Retype the full set of records. Keep every character identical.

» Stored entries:
^^^^

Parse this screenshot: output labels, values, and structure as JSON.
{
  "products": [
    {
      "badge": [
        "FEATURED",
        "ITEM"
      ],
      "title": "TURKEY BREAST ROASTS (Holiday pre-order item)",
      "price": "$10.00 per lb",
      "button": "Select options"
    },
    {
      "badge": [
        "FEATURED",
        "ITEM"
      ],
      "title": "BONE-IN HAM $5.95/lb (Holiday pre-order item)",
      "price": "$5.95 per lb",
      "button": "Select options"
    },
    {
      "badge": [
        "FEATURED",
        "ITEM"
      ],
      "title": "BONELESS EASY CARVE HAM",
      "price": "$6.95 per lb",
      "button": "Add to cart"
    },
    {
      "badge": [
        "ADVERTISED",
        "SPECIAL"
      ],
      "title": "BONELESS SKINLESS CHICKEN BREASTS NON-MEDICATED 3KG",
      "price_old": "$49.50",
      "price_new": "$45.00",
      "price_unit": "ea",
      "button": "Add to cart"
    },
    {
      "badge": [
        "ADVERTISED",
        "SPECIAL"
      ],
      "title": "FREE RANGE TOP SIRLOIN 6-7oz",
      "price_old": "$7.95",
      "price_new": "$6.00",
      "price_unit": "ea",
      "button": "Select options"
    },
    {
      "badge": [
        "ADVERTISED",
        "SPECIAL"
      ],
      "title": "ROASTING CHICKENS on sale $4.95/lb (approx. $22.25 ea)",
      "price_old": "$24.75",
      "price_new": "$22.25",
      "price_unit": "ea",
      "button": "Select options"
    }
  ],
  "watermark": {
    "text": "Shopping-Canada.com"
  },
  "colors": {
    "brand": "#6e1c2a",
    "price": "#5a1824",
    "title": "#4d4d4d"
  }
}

^^^^

» Expected output:
Parse this screenshot: output labels, values, and structure as JSON.
{
  "products": [
    {
      "badge": [
        "FEATURED",
        "ITEM"
      ],
      "title": "TURKEY BREAST ROASTS (Holiday pre-order item)",
      "price": "$10.00 per lb",
      "button": "Select options"
    },
    {
      "badge": [
        "FEATURED",
        "ITEM"
      ],
      "title": "BONE-IN HAM $5.95/lb (Holiday pre-order item)",
      "price": "$5.95 per lb",
      "button": "Select options"
    },
    {
      "badge": [
        "FEATURED",
        "ITEM"
      ],
      "title": "BONELESS EASY CARVE HAM",
      "price": "$6.95 per lb",
      "button": "Add to cart"
    },
    {
      "badge": [
        "ADVERTISED",
        "SPECIAL"
      ],
      "title": "BONELESS SKINLESS CHICKEN BREASTS NON-MEDICATED 3KG",
      "price_old": "$49.50",
      "price_new": "$45.00",
      "price_unit": "ea",
      "button": "Add to cart"
    },
    {
      "badge": [
        "ADVERTISED",
        "SPECIAL"
      ],
      "title": "FREE RANGE TOP SIRLOIN 6-7oz",
      "price_old": "$7.95",
      "price_new": "$6.00",
      "price_unit": "ea",
      "button": "Select options"
    },
    {
      "badge": [
        "ADVERTISED",
        "SPECIAL"
      ],
      "title": "ROASTING CHICKENS on sale $4.95/lb (approx. $22.25 ea)",
      "price_old": "$24.75",
      "price_new": "$22.25",
      "price_unit": "ea",
      "button": "Select options"
    }
  ],
  "watermark": {
    "text": "Shopping-Canada.com"
  },
  "colors": {
    "brand": "#6e1c2a",
    "price": "#5a1824",
    "title": "#4d4d4d"
  }
}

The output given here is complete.